Data provided ▸
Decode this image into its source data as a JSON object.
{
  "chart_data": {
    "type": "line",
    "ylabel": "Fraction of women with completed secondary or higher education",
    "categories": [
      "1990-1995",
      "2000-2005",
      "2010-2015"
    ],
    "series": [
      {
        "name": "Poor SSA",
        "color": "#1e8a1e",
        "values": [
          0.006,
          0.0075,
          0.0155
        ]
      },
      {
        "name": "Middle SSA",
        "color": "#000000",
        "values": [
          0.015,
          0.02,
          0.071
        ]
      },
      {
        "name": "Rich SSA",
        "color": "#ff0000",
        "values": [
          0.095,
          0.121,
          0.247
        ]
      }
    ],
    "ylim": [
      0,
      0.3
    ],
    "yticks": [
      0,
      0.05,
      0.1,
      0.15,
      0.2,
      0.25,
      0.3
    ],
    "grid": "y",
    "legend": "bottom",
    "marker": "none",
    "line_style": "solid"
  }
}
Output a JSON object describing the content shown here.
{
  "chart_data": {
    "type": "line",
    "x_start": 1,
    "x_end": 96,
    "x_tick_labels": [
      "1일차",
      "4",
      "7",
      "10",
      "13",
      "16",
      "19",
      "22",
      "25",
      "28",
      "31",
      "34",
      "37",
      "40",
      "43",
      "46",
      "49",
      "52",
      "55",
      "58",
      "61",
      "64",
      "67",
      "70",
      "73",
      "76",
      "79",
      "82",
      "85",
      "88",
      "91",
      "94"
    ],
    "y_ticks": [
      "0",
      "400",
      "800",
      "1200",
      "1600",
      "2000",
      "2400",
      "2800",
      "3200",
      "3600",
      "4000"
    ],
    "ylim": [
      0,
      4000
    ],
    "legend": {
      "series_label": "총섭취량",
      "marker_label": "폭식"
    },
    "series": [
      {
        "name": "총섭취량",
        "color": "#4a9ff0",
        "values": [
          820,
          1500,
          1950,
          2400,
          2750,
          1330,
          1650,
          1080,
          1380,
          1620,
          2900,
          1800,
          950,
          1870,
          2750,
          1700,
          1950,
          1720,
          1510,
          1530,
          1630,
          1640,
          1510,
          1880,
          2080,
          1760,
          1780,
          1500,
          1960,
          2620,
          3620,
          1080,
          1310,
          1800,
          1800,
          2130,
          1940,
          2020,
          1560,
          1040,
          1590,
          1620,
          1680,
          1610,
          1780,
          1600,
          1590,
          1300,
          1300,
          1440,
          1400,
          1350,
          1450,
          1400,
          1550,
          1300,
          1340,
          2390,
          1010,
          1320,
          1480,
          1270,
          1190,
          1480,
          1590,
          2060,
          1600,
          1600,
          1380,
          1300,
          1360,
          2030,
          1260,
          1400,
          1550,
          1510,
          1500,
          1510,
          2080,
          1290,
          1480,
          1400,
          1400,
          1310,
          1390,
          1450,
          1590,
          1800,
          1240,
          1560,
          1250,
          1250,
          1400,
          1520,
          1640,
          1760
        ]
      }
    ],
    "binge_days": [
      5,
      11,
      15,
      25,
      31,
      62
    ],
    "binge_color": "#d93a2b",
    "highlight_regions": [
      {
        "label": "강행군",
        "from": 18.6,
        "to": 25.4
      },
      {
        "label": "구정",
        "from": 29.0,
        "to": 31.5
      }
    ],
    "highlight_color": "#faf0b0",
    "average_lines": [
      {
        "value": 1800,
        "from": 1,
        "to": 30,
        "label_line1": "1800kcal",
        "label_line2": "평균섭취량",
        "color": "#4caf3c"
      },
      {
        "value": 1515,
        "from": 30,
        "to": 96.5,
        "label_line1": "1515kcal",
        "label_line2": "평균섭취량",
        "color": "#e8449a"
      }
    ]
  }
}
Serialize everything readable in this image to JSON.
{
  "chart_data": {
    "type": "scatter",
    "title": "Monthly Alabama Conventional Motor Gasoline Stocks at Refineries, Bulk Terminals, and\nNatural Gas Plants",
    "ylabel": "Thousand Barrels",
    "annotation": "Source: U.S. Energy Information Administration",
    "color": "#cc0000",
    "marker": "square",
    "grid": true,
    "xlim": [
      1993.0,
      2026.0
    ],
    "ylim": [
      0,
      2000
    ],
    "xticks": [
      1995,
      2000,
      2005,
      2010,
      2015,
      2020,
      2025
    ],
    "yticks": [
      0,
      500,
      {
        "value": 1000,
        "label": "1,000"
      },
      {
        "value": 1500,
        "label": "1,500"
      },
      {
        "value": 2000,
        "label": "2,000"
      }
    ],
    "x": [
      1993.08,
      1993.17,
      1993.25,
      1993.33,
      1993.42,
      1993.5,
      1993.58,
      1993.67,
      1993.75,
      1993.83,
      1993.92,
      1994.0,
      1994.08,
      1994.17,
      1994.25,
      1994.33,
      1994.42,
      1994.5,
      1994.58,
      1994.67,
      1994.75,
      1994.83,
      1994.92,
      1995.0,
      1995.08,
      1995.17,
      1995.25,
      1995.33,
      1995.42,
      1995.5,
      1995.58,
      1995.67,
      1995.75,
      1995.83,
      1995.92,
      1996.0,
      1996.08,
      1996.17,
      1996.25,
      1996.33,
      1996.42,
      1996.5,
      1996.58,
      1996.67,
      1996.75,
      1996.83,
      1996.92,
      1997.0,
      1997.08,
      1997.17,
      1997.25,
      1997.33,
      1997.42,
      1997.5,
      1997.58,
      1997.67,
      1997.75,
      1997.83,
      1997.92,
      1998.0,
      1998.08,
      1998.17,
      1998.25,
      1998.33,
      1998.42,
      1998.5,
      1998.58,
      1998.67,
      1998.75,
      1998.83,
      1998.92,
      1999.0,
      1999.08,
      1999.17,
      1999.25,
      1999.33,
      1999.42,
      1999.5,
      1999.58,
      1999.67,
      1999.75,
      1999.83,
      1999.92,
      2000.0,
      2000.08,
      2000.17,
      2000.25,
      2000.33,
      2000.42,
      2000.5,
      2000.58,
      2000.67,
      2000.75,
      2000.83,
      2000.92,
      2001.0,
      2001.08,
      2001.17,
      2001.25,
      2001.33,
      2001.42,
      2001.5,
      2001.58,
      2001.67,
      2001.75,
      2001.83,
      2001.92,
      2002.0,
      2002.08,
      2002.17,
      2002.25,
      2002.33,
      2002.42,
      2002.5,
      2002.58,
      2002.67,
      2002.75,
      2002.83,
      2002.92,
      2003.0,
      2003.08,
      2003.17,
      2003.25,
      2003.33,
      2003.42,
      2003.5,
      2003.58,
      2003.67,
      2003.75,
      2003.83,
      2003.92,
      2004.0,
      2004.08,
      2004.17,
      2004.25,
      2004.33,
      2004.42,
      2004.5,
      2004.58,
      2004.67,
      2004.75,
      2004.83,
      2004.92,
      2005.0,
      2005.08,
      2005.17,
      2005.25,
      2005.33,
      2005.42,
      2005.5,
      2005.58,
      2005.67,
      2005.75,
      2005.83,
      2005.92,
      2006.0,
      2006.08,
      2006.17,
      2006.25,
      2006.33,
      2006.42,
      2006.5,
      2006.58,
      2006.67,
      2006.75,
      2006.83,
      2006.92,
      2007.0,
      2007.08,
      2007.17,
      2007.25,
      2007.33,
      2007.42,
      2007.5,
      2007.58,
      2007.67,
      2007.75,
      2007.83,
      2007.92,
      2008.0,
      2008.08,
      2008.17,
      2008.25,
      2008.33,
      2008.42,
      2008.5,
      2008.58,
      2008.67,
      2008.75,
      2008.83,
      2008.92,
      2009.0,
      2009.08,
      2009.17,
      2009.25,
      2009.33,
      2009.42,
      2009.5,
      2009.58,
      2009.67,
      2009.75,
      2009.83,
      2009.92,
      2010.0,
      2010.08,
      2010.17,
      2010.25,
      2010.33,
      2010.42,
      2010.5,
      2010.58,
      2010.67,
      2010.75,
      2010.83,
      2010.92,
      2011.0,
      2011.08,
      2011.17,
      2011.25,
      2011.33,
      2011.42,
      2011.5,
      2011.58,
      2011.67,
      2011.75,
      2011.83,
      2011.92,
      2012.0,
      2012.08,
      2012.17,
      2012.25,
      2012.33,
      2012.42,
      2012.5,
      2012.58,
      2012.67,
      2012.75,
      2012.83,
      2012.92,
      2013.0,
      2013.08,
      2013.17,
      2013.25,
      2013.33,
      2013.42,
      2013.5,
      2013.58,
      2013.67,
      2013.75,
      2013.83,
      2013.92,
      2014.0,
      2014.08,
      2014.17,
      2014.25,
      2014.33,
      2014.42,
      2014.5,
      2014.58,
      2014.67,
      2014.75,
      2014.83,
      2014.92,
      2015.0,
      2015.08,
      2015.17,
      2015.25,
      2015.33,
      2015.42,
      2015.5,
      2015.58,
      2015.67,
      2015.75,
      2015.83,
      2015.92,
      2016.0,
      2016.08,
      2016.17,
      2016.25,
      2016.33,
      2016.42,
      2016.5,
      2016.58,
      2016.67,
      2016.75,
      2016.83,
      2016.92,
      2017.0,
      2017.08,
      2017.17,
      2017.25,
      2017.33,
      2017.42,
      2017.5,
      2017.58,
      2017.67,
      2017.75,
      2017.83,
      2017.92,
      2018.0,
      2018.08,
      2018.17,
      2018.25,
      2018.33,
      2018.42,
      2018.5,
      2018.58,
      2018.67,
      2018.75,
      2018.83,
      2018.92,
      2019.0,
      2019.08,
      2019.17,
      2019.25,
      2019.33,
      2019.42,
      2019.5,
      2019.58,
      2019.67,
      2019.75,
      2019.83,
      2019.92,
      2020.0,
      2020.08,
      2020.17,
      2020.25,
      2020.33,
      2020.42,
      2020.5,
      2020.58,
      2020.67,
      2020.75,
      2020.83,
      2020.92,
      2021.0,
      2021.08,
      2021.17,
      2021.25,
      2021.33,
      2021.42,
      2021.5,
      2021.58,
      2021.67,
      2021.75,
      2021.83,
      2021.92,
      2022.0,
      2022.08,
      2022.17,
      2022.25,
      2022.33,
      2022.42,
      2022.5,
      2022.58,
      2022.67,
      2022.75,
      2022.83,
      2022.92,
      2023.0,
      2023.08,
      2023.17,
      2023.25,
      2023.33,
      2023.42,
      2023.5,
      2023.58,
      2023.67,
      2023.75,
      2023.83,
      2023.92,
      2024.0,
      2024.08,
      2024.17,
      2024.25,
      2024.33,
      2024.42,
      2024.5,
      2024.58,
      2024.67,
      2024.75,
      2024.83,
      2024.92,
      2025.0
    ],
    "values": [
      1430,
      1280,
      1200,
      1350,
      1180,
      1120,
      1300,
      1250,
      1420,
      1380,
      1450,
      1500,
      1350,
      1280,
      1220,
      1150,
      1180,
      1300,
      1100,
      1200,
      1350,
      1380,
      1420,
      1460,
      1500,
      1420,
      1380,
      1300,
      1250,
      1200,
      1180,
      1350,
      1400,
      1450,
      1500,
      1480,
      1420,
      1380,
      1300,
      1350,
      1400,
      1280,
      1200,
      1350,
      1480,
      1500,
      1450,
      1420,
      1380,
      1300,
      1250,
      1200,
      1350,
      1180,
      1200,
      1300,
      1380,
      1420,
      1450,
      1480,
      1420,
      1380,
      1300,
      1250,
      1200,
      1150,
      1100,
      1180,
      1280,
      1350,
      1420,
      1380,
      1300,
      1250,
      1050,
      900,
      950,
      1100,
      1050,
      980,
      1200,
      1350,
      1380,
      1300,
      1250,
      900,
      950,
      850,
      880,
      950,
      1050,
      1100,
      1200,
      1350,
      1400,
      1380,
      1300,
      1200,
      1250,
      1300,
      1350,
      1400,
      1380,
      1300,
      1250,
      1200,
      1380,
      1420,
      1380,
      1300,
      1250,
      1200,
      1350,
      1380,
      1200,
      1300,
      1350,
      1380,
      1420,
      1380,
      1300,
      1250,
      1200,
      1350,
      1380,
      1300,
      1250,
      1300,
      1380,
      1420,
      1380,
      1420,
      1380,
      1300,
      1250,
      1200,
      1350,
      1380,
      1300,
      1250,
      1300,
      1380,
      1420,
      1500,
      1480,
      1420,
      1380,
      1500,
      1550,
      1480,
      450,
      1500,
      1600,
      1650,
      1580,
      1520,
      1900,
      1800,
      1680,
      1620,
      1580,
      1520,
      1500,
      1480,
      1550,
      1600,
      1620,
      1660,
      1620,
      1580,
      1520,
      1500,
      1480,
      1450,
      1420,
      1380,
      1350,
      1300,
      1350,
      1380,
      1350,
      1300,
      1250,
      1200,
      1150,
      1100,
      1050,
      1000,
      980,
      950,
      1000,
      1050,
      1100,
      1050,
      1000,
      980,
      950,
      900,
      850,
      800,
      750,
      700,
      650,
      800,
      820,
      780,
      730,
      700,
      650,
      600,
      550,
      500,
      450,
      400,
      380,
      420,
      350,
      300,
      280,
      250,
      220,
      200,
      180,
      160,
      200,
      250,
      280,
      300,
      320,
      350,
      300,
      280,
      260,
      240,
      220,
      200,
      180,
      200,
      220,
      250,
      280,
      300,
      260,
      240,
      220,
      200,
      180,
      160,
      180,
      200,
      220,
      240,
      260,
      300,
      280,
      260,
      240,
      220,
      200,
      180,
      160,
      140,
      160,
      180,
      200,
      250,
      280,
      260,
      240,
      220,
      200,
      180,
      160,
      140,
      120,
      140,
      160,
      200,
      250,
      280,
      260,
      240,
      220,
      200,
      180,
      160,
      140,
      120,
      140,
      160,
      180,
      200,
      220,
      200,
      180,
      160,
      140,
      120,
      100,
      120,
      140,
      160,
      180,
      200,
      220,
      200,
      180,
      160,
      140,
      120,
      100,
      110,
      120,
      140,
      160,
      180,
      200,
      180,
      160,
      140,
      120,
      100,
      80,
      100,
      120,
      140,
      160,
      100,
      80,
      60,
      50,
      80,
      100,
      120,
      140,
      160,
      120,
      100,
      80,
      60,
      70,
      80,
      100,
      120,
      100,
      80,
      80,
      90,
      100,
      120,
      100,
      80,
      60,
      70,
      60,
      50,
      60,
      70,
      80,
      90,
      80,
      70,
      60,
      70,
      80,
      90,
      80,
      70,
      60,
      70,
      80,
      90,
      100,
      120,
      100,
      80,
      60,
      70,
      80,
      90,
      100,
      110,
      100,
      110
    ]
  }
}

Problem details ▸
Return each line of the listing that holds the string "JSON".

Result ▸
Decode this image into its source data as a JSON object.
Output a JSON object describing the content shown here.
Serialize everything readable in this image to JSON.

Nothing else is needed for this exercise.